**Work to complete:**
Copy out the records precisely, omitting pictures.

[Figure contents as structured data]

= = =

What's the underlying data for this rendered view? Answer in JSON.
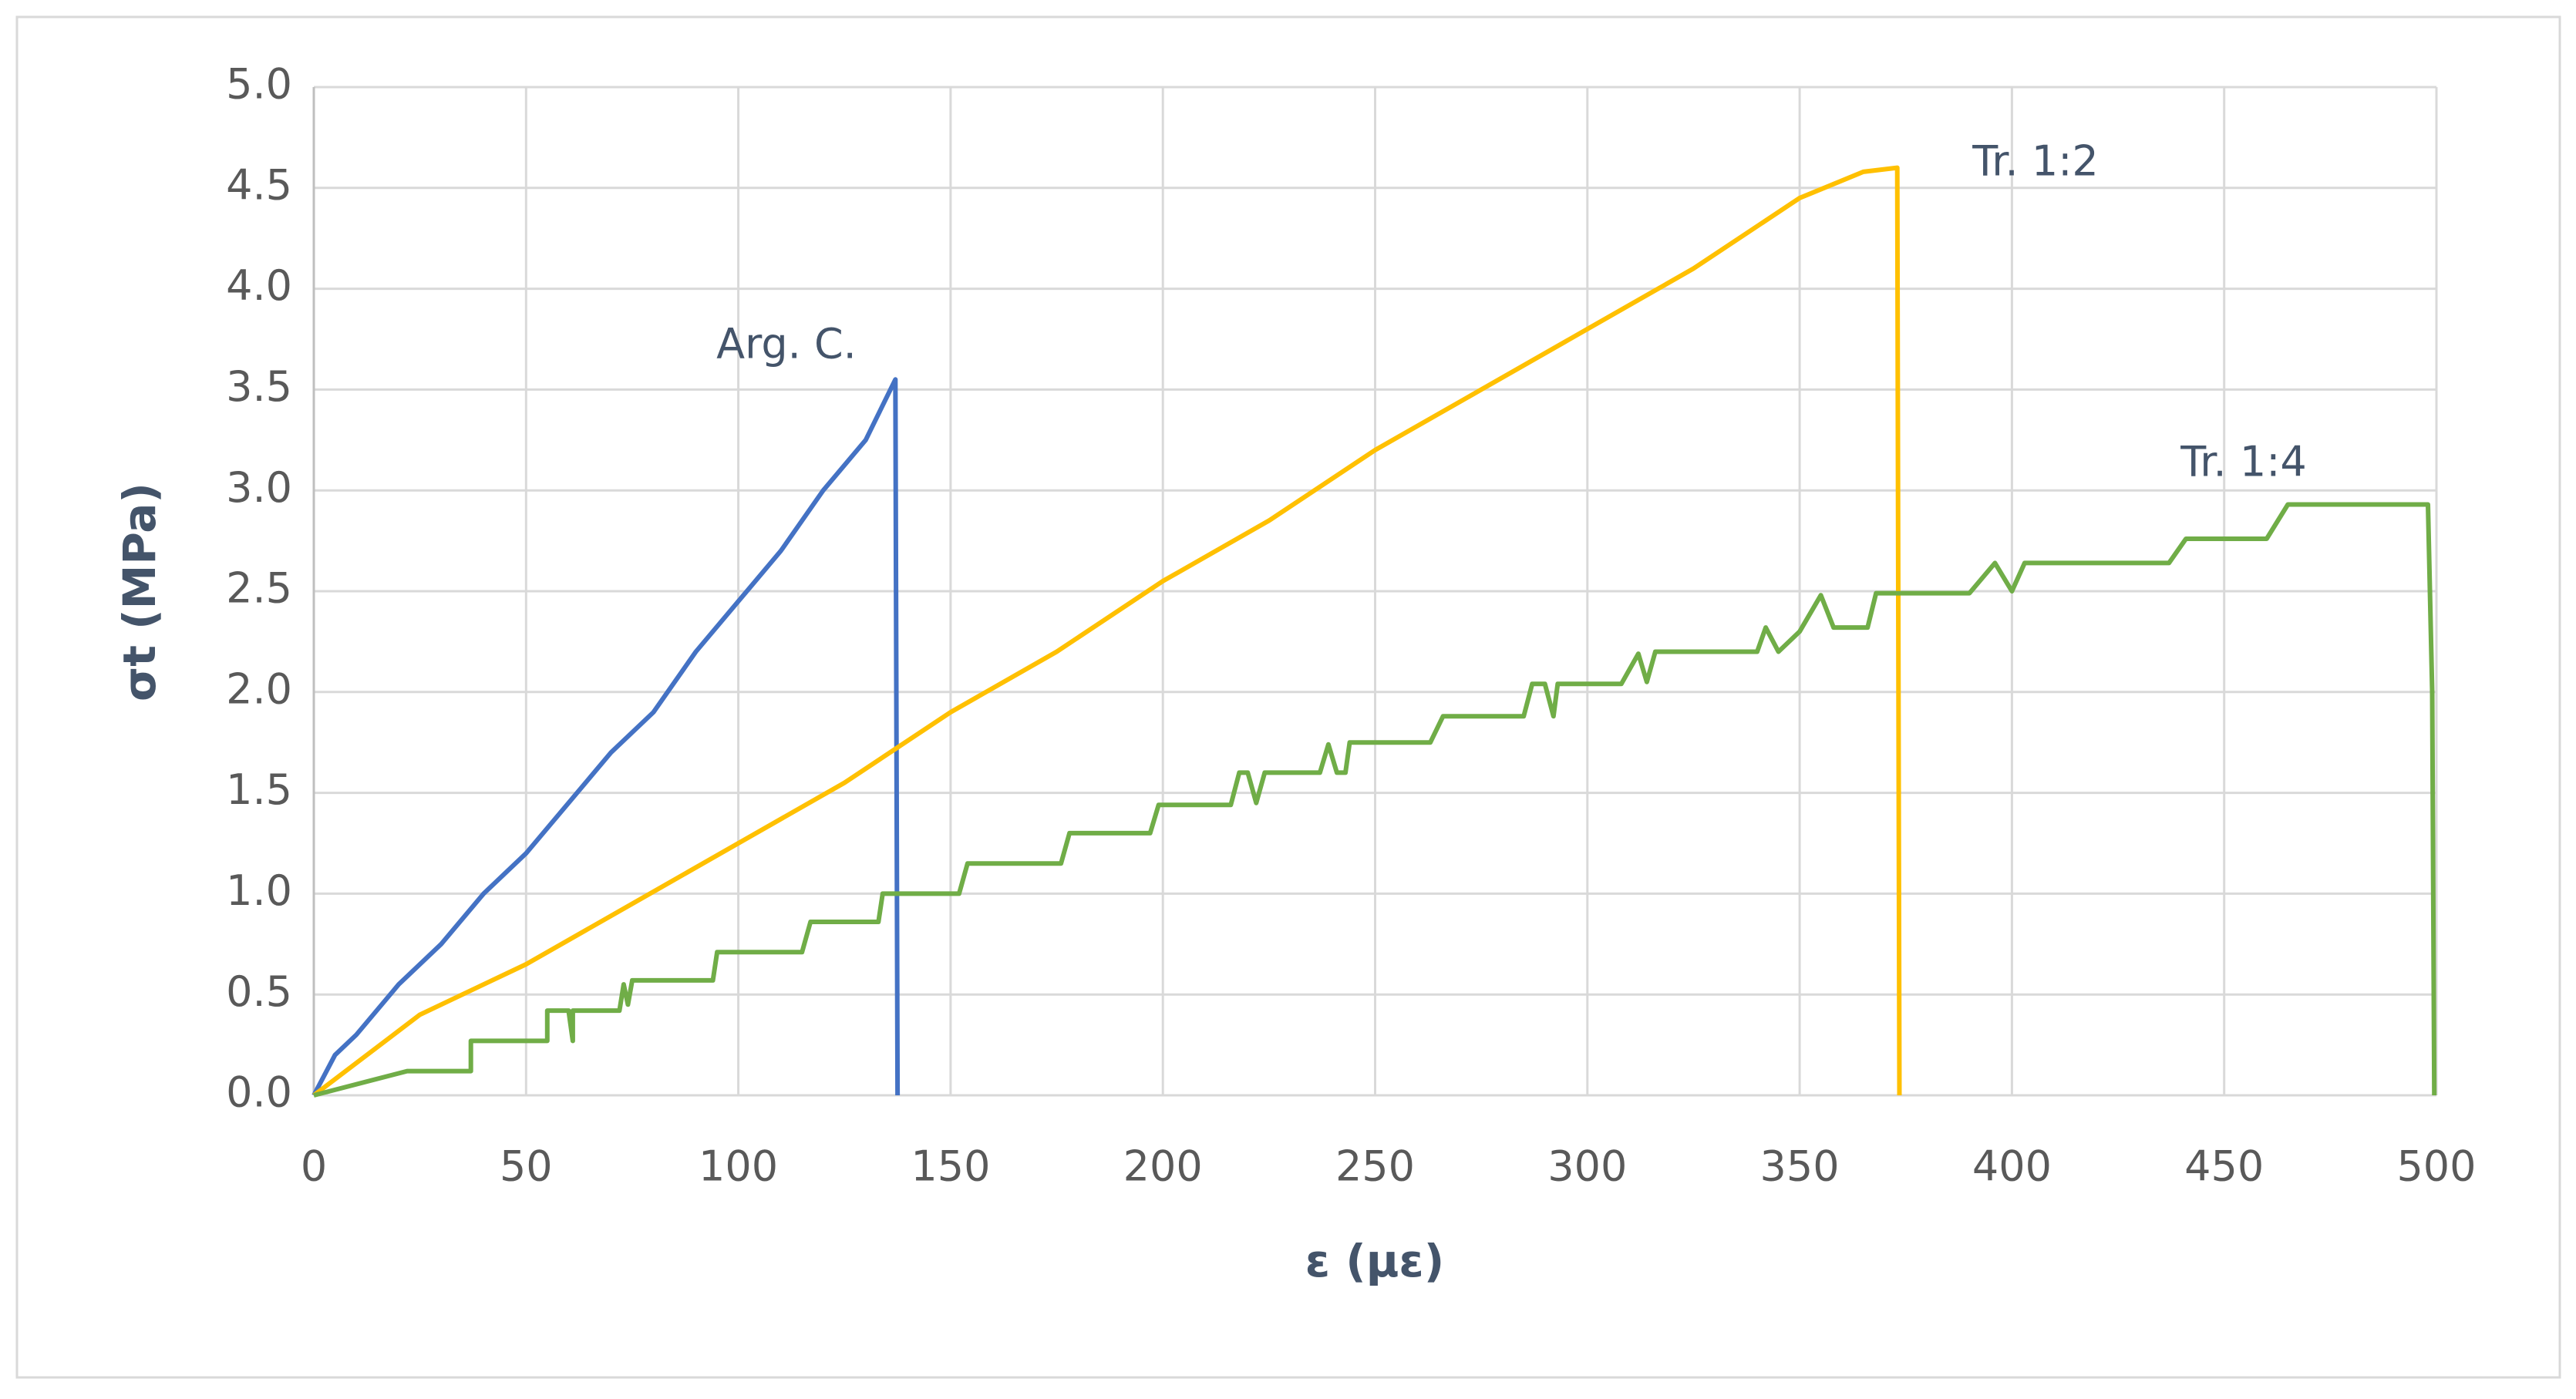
{
  "chart_data": {
    "type": "line",
    "x_label": "ε (με)",
    "y_label": "σt (MPa)",
    "xlim": [
      0,
      500
    ],
    "xticks": [
      0,
      50,
      100,
      150,
      200,
      250,
      300,
      350,
      400,
      450,
      500
    ],
    "ylim": [
      0,
      5
    ],
    "yticks": [
      {
        "value": 0,
        "label": "0.0"
      },
      {
        "value": 0.5,
        "label": "0.5"
      },
      {
        "value": 1,
        "label": "1.0"
      },
      {
        "value": 1.5,
        "label": "1.5"
      },
      {
        "value": 2,
        "label": "2.0"
      },
      {
        "value": 2.5,
        "label": "2.5"
      },
      {
        "value": 3,
        "label": "3.0"
      },
      {
        "value": 3.5,
        "label": "3.5"
      },
      {
        "value": 4,
        "label": "4.0"
      },
      {
        "value": 4.5,
        "label": "4.5"
      },
      {
        "value": 5,
        "label": "5.0"
      }
    ],
    "grid": true,
    "series": [
      {
        "name": "Arg. C.",
        "color": "#4472c4",
        "x": [
          0,
          5,
          10,
          20,
          30,
          40,
          50,
          60,
          70,
          80,
          90,
          100,
          110,
          120,
          130,
          137,
          137.5
        ],
        "values": [
          0,
          0.2,
          0.3,
          0.55,
          0.75,
          1.0,
          1.2,
          1.45,
          1.7,
          1.9,
          2.2,
          2.45,
          2.7,
          3.0,
          3.25,
          3.55,
          0
        ]
      },
      {
        "name": "Tr. 1:2",
        "color": "#ffc000",
        "x": [
          0,
          25,
          50,
          75,
          100,
          125,
          150,
          175,
          200,
          225,
          250,
          275,
          300,
          325,
          350,
          365,
          373,
          373.5
        ],
        "values": [
          0,
          0.4,
          0.65,
          0.95,
          1.25,
          1.55,
          1.9,
          2.2,
          2.55,
          2.85,
          3.2,
          3.5,
          3.8,
          4.1,
          4.45,
          4.58,
          4.6,
          0
        ]
      },
      {
        "name": "Tr. 1:4",
        "color": "#70ad47",
        "x": [
          0,
          22,
          37,
          37,
          55,
          55,
          60,
          61,
          61,
          72,
          73,
          74,
          75,
          94,
          95,
          115,
          117,
          133,
          134,
          152,
          154,
          176,
          178,
          197,
          199,
          216,
          218,
          220,
          222,
          224,
          237,
          239,
          241,
          243,
          244,
          263,
          266,
          285,
          287,
          290,
          292,
          293,
          308,
          312,
          314,
          316,
          340,
          342,
          345,
          350,
          355,
          358,
          366,
          368,
          390,
          396,
          400,
          403,
          437,
          441,
          460,
          465,
          498,
          499,
          499.5
        ],
        "values": [
          0,
          0.12,
          0.12,
          0.27,
          0.27,
          0.42,
          0.42,
          0.27,
          0.42,
          0.42,
          0.55,
          0.45,
          0.57,
          0.57,
          0.71,
          0.71,
          0.86,
          0.86,
          1.0,
          1.0,
          1.15,
          1.15,
          1.3,
          1.3,
          1.44,
          1.44,
          1.6,
          1.6,
          1.45,
          1.6,
          1.6,
          1.74,
          1.6,
          1.6,
          1.75,
          1.75,
          1.88,
          1.88,
          2.04,
          2.04,
          1.88,
          2.04,
          2.04,
          2.19,
          2.05,
          2.2,
          2.2,
          2.32,
          2.2,
          2.3,
          2.48,
          2.32,
          2.32,
          2.49,
          2.49,
          2.64,
          2.5,
          2.64,
          2.64,
          2.76,
          2.76,
          2.93,
          2.93,
          2.0,
          0
        ]
      }
    ]
  }
}
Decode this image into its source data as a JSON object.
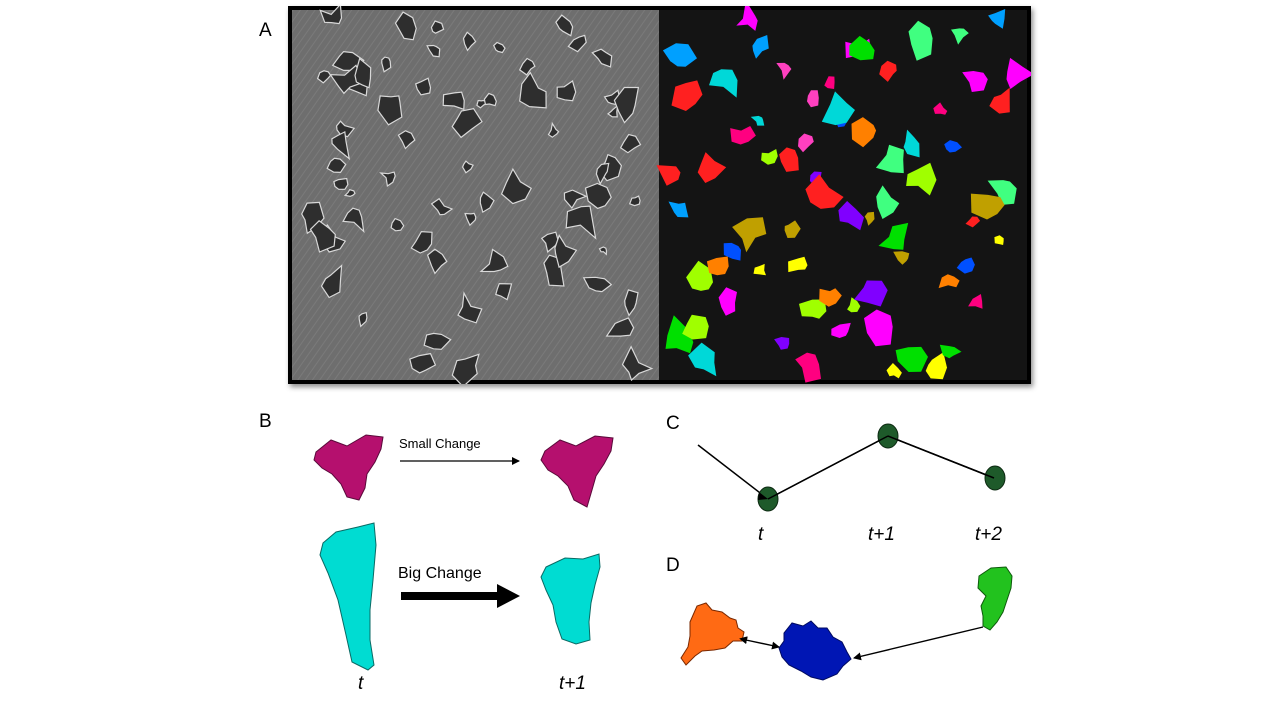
{
  "panels": {
    "a": {
      "letter": "A"
    },
    "b": {
      "letter": "B",
      "small_change_label": "Small Change",
      "big_change_label": "Big Change",
      "time_t": "t",
      "time_t1": "t+1"
    },
    "c": {
      "letter": "C",
      "time_t": "t",
      "time_t1": "t+1",
      "time_t2": "t+2"
    },
    "d": {
      "letter": "D"
    }
  },
  "colors": {
    "magenta_cell": "#b5106e",
    "cyan_cell": "#00dcd2",
    "track_dot": "#1e5a2a",
    "orange_cell": "#ff6a14",
    "blue_cell": "#0016b4",
    "green_cell": "#22c21e",
    "phase_background": "#707070",
    "mask_background": "#141414"
  }
}
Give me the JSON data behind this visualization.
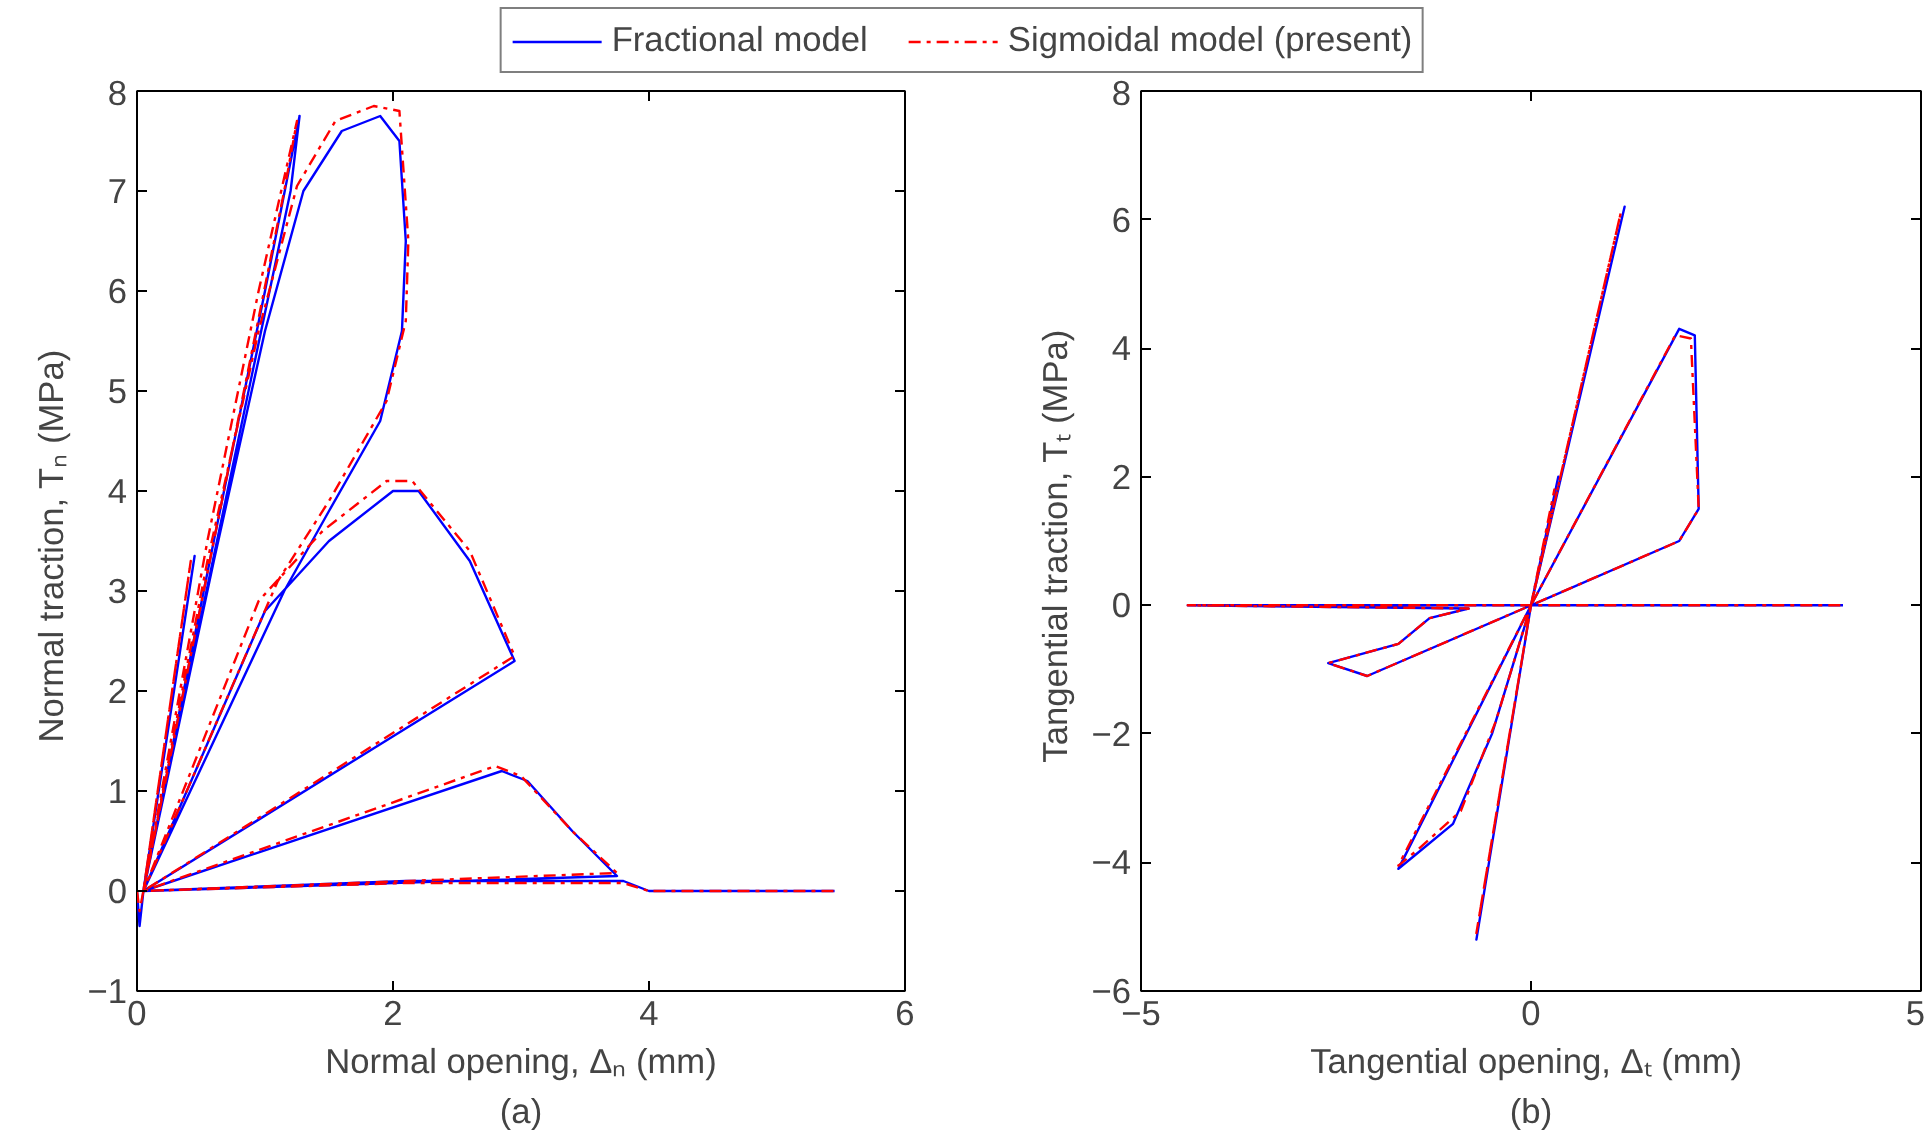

= = =

**Answer to the task:**
What's the underlying data for this rendered view? Answer in JSON.
{
  "chart_data": {
    "type": "line",
    "x_label": "ε (με)",
    "y_label": "σt (MPa)",
    "xlim": [
      0,
      500
    ],
    "xticks": [
      0,
      50,
      100,
      150,
      200,
      250,
      300,
      350,
      400,
      450,
      500
    ],
    "ylim": [
      0,
      5
    ],
    "yticks": [
      {
        "value": 0,
        "label": "0.0"
      },
      {
        "value": 0.5,
        "label": "0.5"
      },
      {
        "value": 1,
        "label": "1.0"
      },
      {
        "value": 1.5,
        "label": "1.5"
      },
      {
        "value": 2,
        "label": "2.0"
      },
      {
        "value": 2.5,
        "label": "2.5"
      },
      {
        "value": 3,
        "label": "3.0"
      },
      {
        "value": 3.5,
        "label": "3.5"
      },
      {
        "value": 4,
        "label": "4.0"
      },
      {
        "value": 4.5,
        "label": "4.5"
      },
      {
        "value": 5,
        "label": "5.0"
      }
    ],
    "grid": true,
    "series": [
      {
        "name": "Arg. C.",
        "color": "#4472c4",
        "x": [
          0,
          5,
          10,
          20,
          30,
          40,
          50,
          60,
          70,
          80,
          90,
          100,
          110,
          120,
          130,
          137,
          137.5
        ],
        "values": [
          0,
          0.2,
          0.3,
          0.55,
          0.75,
          1.0,
          1.2,
          1.45,
          1.7,
          1.9,
          2.2,
          2.45,
          2.7,
          3.0,
          3.25,
          3.55,
          0
        ]
      },
      {
        "name": "Tr. 1:2",
        "color": "#ffc000",
        "x": [
          0,
          25,
          50,
          75,
          100,
          125,
          150,
          175,
          200,
          225,
          250,
          275,
          300,
          325,
          350,
          365,
          373,
          373.5
        ],
        "values": [
          0,
          0.4,
          0.65,
          0.95,
          1.25,
          1.55,
          1.9,
          2.2,
          2.55,
          2.85,
          3.2,
          3.5,
          3.8,
          4.1,
          4.45,
          4.58,
          4.6,
          0
        ]
      },
      {
        "name": "Tr. 1:4",
        "color": "#70ad47",
        "x": [
          0,
          22,
          37,
          37,
          55,
          55,
          60,
          61,
          61,
          72,
          73,
          74,
          75,
          94,
          95,
          115,
          117,
          133,
          134,
          152,
          154,
          176,
          178,
          197,
          199,
          216,
          218,
          220,
          222,
          224,
          237,
          239,
          241,
          243,
          244,
          263,
          266,
          285,
          287,
          290,
          292,
          293,
          308,
          312,
          314,
          316,
          340,
          342,
          345,
          350,
          355,
          358,
          366,
          368,
          390,
          396,
          400,
          403,
          437,
          441,
          460,
          465,
          498,
          499,
          499.5
        ],
        "values": [
          0,
          0.12,
          0.12,
          0.27,
          0.27,
          0.42,
          0.42,
          0.27,
          0.42,
          0.42,
          0.55,
          0.45,
          0.57,
          0.57,
          0.71,
          0.71,
          0.86,
          0.86,
          1.0,
          1.0,
          1.15,
          1.15,
          1.3,
          1.3,
          1.44,
          1.44,
          1.6,
          1.6,
          1.45,
          1.6,
          1.6,
          1.74,
          1.6,
          1.6,
          1.75,
          1.75,
          1.88,
          1.88,
          2.04,
          2.04,
          1.88,
          2.04,
          2.04,
          2.19,
          2.05,
          2.2,
          2.2,
          2.32,
          2.2,
          2.3,
          2.48,
          2.32,
          2.32,
          2.49,
          2.49,
          2.64,
          2.5,
          2.64,
          2.64,
          2.76,
          2.76,
          2.93,
          2.93,
          2.0,
          0
        ]
      }
    ]
  }
}
Decode this image into its source data as a JSON object.
{
  "panels": {
    "a": {
      "letter": "A"
    },
    "b": {
      "letter": "B",
      "small_change_label": "Small Change",
      "big_change_label": "Big Change",
      "time_t": "t",
      "time_t1": "t+1"
    },
    "c": {
      "letter": "C",
      "time_t": "t",
      "time_t1": "t+1",
      "time_t2": "t+2"
    },
    "d": {
      "letter": "D"
    }
  },
  "colors": {
    "magenta_cell": "#b5106e",
    "cyan_cell": "#00dcd2",
    "track_dot": "#1e5a2a",
    "orange_cell": "#ff6a14",
    "blue_cell": "#0016b4",
    "green_cell": "#22c21e",
    "phase_background": "#707070",
    "mask_background": "#141414"
  }
}
Give me the JSON data behind this visualization.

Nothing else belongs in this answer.